(begin)
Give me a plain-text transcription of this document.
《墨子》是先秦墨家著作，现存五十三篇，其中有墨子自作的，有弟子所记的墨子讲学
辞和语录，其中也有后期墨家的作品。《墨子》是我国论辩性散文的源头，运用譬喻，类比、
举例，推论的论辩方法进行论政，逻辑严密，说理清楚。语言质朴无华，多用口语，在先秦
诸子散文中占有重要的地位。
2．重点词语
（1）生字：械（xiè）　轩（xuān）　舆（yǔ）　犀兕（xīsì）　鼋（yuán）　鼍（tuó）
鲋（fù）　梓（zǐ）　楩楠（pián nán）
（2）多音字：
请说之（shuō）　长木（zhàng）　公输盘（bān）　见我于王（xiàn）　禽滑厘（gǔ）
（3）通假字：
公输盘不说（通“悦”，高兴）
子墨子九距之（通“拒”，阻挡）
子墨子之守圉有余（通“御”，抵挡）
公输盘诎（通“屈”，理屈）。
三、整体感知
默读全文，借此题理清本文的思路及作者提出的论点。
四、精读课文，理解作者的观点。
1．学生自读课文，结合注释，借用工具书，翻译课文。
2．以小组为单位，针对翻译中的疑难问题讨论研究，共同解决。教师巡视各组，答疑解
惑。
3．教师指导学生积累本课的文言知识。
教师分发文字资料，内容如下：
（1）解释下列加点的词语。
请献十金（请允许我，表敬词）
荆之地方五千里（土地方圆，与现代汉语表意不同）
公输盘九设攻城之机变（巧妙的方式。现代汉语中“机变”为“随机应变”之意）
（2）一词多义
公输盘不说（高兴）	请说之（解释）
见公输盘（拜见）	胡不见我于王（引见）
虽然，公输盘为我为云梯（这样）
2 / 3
(end)
▶ WHAT IS ASKED
Give back the data above exactly as it appears.

▶ RESULT OF THIS TASK
Give me a plain-text transcription of this document.
《墨子》是先秦墨家著作，现存五十三篇，其中有墨子自作的，有弟子所记的墨子讲学
辞和语录，其中也有后期墨家的作品。《墨子》是我国论辩性散文的源头，运用譬喻，类比、
举例，推论的论辩方法进行论政，逻辑严密，说理清楚。语言质朴无华，多用口语，在先秦
诸子散文中占有重要的地位。
2．重点词语
（1）生字：械（xiè）　轩（xuān）　舆（yǔ）　犀兕（xīsì）　鼋（yuán）　鼍（tuó）
鲋（fù）　梓（zǐ）　楩楠（pián nán）
（2）多音字：
请说之（shuō）　长木（zhàng）　公输盘（bān）　见我于王（xiàn）　禽滑厘（gǔ）
（3）通假字：
公输盘不说（通“悦”，高兴）
子墨子九距之（通“拒”，阻挡）
子墨子之守圉有余（通“御”，抵挡）
公输盘诎（通“屈”，理屈）。
三、整体感知
默读全文，借此题理清本文的思路及作者提出的论点。
四、精读课文，理解作者的观点。
1．学生自读课文，结合注释，借用工具书，翻译课文。
2．以小组为单位，针对翻译中的疑难问题讨论研究，共同解决。教师巡视各组，答疑解
惑。
3．教师指导学生积累本课的文言知识。
教师分发文字资料，内容如下：
（1）解释下列加点的词语。
请献十金（请允许我，表敬词）
荆之地方五千里（土地方圆，与现代汉语表意不同）
公输盘九设攻城之机变（巧妙的方式。现代汉语中“机变”为“随机应变”之意）
（2）一词多义
公输盘不说（高兴）	请说之（解释）
见公输盘（拜见）	胡不见我于王（引见）
虽然，公输盘为我为云梯（这样）
2 / 3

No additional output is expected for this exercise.